▸ **課題**:
ガラス工房の体験記から、「本日のメーンイベント、ガラス工房へと乗り込みます。」を含む箇所で始め、「優しく吹くだけ…。なんか物足りない…。」までを一字一句違えずに書き写すこと。

+++ 原文抜粋 +++

足早に見学です。ピンぼけ写真1枚撮っただけ。

実際はすごく美味そうなオオダコでした。

刺身で何人前でしょうか。

ついつい食うこと中心に物事を考えちゃいます。

 

美味しそうな魚介類に別れを告げ、

本日のメーンイベント、ガラス工房へと乗り込みます。

ここには英語を話せる先生がいてロバートたち3人はその先生のお世話になることに。

流暢な英語で楽しげに会話して、早速吹きガラス体験突入です。

体験料はお一人様2500円。何種類かのオプションが数百円からありました。

体験時間は一人20分程度。カリキュラムに沿ってどんどん作業は進みます。

力強く吹いて膨らませるのかとばかり思ってましたが、

優しく吹くだけ…。なんか物足りない…。

燃えたぎる炎の中へガラスを入れたりするのは先生がやっちゃうし、

唯一難しく感じたのは、ピンセットのお化けのようなものを

ガラスの先端に突っ込んで口を広げるところくらい。

+++ 抽出情報 +++

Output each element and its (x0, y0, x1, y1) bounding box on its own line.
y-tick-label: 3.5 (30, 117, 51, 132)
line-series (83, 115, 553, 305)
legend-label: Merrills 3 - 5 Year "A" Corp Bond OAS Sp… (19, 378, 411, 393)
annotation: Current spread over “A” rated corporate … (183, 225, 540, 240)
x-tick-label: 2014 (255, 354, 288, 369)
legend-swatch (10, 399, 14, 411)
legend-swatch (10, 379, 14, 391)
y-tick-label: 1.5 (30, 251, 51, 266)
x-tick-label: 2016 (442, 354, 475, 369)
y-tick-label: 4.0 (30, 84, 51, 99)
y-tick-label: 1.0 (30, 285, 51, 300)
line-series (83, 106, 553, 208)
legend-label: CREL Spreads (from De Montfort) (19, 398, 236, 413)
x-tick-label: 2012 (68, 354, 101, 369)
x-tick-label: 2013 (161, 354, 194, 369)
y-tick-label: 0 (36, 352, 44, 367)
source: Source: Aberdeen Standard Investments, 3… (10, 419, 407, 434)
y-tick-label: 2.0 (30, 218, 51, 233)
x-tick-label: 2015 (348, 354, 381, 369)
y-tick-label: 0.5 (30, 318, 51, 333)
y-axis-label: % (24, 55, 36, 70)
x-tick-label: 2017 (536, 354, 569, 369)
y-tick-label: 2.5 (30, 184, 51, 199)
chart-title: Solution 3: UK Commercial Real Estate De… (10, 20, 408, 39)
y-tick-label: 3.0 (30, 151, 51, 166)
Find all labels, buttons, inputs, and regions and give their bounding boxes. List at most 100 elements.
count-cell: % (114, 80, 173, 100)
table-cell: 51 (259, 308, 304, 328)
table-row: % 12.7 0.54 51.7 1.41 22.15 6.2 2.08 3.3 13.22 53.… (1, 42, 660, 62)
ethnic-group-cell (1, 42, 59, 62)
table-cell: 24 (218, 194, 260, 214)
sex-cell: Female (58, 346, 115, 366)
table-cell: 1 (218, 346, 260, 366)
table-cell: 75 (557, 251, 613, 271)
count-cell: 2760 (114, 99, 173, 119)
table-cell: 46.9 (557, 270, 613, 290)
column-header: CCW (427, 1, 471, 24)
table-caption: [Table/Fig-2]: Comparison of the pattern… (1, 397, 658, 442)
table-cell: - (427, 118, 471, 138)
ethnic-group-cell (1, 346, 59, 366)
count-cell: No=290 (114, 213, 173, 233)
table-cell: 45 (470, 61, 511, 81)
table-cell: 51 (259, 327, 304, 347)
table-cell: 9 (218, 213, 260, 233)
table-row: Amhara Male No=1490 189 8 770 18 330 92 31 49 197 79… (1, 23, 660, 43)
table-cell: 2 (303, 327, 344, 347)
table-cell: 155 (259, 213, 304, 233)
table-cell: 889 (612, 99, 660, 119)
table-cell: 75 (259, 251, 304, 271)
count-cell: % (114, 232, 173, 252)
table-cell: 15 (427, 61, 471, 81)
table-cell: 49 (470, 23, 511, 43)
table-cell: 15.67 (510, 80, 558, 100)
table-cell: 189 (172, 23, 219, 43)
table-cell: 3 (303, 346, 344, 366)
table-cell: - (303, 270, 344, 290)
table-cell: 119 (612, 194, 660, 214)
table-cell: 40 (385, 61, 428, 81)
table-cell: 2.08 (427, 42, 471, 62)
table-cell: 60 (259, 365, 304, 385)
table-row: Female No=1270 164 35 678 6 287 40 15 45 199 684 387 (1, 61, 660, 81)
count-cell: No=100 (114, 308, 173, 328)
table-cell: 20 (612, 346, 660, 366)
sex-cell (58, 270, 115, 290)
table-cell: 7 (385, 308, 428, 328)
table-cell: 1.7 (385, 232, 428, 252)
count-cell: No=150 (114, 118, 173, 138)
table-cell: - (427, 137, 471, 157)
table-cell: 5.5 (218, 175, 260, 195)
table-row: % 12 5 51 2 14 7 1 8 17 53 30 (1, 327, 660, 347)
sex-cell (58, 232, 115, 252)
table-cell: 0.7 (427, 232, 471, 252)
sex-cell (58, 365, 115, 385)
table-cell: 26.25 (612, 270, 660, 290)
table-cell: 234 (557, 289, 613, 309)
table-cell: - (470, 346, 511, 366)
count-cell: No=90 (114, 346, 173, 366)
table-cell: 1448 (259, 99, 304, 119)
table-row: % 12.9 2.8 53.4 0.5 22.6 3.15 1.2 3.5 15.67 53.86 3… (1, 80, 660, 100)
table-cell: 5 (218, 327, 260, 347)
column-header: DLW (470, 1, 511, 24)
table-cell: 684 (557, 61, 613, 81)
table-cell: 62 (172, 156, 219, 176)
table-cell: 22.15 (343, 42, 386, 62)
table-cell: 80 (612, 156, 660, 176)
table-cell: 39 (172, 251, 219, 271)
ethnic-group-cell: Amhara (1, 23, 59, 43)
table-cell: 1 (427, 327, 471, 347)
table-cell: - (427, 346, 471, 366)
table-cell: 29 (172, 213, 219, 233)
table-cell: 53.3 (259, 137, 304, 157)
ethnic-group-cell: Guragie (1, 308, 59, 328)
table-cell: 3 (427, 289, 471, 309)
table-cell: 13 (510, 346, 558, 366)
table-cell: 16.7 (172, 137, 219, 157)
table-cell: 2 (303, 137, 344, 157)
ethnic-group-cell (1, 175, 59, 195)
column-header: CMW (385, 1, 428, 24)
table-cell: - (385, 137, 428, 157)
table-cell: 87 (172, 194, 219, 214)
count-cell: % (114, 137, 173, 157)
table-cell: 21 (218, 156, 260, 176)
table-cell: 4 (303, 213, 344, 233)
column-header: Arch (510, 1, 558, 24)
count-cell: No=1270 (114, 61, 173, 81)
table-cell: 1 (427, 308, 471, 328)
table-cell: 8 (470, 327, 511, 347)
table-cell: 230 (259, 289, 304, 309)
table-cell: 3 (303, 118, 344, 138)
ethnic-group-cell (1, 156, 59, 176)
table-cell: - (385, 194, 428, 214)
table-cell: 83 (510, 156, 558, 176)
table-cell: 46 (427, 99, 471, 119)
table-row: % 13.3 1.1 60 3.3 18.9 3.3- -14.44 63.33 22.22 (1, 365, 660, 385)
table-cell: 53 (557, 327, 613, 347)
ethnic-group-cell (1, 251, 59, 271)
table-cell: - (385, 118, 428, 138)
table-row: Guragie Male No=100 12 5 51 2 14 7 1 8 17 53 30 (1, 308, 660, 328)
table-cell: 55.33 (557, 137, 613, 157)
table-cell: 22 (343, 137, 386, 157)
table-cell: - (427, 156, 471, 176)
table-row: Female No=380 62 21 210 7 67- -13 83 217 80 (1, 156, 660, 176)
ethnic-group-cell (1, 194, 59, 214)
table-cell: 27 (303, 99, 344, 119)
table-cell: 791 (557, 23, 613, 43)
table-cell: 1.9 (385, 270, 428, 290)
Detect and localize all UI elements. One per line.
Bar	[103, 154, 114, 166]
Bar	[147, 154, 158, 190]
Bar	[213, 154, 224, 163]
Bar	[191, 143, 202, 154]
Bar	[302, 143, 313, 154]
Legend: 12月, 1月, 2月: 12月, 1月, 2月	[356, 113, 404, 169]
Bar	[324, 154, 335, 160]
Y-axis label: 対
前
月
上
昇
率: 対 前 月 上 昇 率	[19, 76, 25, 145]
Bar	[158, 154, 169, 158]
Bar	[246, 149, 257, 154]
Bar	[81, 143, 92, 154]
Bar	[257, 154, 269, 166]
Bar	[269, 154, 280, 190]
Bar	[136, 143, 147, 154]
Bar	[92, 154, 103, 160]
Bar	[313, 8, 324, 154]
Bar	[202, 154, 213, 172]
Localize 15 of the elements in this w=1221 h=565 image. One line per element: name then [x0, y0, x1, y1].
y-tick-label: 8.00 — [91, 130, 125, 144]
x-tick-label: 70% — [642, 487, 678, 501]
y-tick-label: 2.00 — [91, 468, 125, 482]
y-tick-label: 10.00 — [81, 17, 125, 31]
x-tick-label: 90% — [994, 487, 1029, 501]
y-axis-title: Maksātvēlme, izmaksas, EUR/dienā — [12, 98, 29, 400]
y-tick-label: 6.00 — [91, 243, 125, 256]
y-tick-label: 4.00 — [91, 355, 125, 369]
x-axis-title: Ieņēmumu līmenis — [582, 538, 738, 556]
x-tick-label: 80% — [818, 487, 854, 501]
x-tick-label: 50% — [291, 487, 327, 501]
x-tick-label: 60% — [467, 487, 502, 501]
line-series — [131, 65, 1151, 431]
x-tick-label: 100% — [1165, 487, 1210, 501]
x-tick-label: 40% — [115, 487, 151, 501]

+++

▸ **解答**:
本日のメーンイベント、ガラス工房へと乗り込みます。

ここには英語を話せる先生がいてロバートたち3人はその先生のお世話になることに。

流暢な英語で楽しげに会話して、早速吹きガラス体験突入です。

体験料はお一人様2500円。何種類かのオプションが数百円からありました。

体験時間は一人20分程度。カリキュラムに沿ってどんどん作業は進みます。

力強く吹いて膨らませるのかとばかり思ってましたが、

優しく吹くだけ…。なんか物足りない…。